_Brief_: Reproduce the listing from the line containing "What elements are" through the line containing "triangle-shape [474, 18, 510, 52]", including both of those lines. Leave out the pictures.

— begin Material supplied —

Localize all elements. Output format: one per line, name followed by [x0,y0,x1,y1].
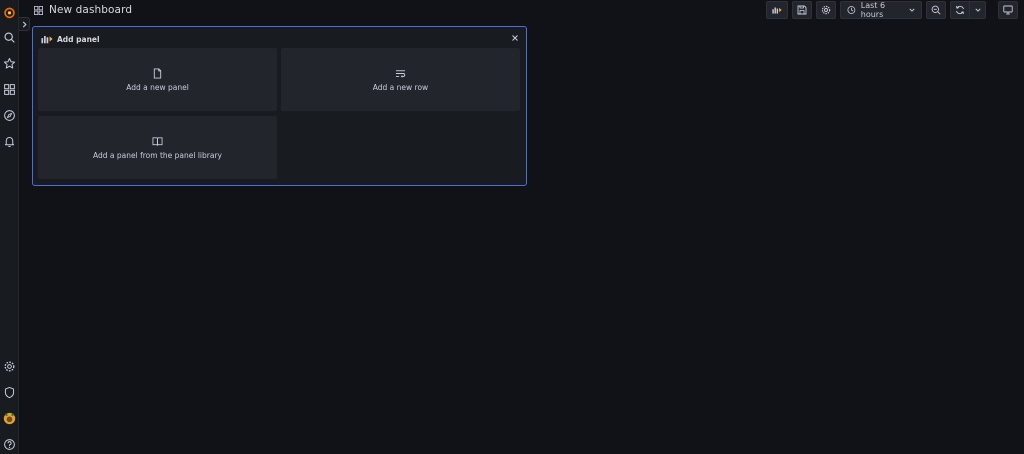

— end Material supplied —
— begin Material supplied —

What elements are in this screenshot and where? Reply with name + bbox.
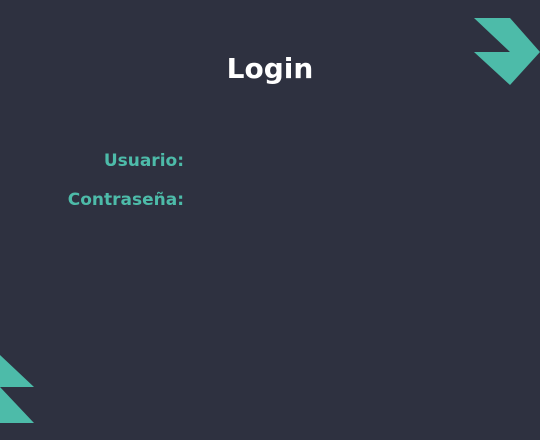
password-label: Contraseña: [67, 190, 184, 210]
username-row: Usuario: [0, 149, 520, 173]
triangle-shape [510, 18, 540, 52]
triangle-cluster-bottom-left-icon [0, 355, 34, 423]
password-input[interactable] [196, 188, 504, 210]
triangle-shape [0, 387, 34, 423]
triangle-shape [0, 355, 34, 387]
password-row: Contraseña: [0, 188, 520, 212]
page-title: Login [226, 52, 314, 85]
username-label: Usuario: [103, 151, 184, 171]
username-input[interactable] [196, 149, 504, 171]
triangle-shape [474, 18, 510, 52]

— end Material supplied —

_Exercise solution_:
What elements are in this screenshot and where? Reply with name + bbox.
password-label: Contraseña: [67, 190, 184, 210]
username-row: Usuario: [0, 149, 520, 173]
triangle-shape [510, 18, 540, 52]
triangle-cluster-bottom-left-icon [0, 355, 34, 423]
password-input[interactable] [196, 188, 504, 210]
triangle-shape [0, 387, 34, 423]
triangle-shape [0, 355, 34, 387]
password-row: Contraseña: [0, 188, 520, 212]
page-title: Login [226, 52, 314, 85]
username-label: Usuario: [103, 151, 184, 171]
username-input[interactable] [196, 149, 504, 171]
triangle-shape [474, 18, 510, 52]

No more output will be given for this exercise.